Part of a data file
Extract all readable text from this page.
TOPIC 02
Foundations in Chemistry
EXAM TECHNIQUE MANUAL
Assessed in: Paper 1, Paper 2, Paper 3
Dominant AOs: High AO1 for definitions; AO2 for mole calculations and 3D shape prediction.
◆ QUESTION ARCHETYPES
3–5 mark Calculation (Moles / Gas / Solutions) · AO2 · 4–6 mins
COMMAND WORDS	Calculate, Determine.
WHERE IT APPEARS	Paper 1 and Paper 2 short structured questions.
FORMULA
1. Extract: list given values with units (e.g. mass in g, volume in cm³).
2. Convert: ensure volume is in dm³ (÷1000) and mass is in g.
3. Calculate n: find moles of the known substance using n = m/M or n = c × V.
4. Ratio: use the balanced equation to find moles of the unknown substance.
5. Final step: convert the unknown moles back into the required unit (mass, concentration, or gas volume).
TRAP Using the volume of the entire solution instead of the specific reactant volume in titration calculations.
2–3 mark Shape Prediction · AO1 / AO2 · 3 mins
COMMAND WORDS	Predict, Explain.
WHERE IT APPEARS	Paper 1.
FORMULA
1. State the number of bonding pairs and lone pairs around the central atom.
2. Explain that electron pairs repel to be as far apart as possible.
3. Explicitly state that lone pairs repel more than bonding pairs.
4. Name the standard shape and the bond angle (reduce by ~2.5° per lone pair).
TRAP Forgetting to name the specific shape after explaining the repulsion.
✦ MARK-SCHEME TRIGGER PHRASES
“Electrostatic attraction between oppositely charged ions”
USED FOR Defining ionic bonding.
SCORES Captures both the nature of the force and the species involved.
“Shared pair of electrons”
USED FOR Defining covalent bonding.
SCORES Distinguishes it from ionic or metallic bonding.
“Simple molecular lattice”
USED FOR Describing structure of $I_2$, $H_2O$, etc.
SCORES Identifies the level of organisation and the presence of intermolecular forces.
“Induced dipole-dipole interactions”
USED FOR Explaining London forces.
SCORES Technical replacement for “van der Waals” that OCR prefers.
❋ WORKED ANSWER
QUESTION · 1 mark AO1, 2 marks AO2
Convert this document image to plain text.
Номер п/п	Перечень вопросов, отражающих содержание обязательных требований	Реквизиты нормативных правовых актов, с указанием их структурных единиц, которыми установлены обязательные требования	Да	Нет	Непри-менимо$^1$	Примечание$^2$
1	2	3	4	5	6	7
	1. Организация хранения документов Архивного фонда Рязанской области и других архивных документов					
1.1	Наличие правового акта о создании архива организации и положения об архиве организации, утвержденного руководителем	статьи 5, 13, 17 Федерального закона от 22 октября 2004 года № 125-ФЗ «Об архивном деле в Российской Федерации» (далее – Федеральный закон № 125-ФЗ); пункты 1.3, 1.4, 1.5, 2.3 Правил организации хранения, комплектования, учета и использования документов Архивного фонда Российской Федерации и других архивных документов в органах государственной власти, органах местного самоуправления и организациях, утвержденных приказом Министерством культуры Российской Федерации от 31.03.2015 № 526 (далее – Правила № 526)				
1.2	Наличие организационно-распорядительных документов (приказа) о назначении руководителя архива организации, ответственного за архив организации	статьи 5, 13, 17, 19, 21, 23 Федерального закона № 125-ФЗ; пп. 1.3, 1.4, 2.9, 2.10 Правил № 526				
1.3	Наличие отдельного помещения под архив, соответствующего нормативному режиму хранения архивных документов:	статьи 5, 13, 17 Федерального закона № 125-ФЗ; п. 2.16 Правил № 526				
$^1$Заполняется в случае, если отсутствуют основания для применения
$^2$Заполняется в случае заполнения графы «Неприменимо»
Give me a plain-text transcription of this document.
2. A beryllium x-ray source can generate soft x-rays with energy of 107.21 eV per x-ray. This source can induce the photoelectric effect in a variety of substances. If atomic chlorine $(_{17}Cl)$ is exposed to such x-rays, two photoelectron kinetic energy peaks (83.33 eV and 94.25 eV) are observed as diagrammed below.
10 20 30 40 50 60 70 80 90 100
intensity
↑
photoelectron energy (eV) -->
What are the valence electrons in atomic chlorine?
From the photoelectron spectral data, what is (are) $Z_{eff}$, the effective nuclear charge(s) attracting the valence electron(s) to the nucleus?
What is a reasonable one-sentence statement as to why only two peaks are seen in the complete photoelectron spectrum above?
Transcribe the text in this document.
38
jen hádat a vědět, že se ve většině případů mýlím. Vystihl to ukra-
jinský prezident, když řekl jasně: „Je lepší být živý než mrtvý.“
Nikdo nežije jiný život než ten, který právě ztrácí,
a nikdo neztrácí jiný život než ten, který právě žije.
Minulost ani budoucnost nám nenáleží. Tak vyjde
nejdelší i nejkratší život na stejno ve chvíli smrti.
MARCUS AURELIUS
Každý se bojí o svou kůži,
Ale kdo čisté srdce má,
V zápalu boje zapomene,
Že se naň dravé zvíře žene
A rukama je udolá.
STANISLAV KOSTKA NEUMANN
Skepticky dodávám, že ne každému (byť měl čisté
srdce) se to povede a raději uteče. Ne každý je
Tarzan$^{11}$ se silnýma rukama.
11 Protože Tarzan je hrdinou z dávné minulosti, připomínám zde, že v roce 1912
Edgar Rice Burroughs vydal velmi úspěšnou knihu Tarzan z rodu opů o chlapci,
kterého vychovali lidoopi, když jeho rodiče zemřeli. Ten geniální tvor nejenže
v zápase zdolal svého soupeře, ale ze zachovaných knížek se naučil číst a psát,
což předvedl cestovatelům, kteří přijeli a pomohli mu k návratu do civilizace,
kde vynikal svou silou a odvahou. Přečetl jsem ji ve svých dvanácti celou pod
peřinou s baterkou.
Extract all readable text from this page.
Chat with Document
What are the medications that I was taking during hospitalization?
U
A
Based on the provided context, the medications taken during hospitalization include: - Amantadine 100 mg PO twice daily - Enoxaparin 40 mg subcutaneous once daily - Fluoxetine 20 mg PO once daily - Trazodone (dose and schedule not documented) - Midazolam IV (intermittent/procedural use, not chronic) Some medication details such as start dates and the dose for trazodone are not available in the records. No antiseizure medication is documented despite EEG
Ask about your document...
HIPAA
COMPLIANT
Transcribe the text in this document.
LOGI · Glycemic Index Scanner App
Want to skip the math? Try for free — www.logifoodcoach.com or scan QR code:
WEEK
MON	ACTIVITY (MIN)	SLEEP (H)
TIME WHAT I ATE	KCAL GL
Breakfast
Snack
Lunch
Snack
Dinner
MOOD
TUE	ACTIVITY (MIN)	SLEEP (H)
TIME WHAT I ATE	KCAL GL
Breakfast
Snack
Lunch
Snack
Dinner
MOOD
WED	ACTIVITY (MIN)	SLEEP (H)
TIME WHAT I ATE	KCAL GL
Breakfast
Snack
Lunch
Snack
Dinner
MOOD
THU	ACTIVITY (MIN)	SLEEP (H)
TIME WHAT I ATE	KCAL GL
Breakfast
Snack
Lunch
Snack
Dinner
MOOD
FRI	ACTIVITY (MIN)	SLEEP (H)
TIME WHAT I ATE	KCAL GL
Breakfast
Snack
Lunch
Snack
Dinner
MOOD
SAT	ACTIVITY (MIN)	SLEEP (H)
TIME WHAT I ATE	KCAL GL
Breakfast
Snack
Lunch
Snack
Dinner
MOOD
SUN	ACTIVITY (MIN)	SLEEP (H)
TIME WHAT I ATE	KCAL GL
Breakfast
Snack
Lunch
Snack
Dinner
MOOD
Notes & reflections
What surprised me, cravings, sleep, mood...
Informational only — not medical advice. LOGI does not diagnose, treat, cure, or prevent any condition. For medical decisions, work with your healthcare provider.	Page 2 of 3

- **Requirements**
List all lines above in which the string "Defining" appears.

- **The answer**
USED FOR Defining ionic bonding.
USED FOR Defining covalent bonding.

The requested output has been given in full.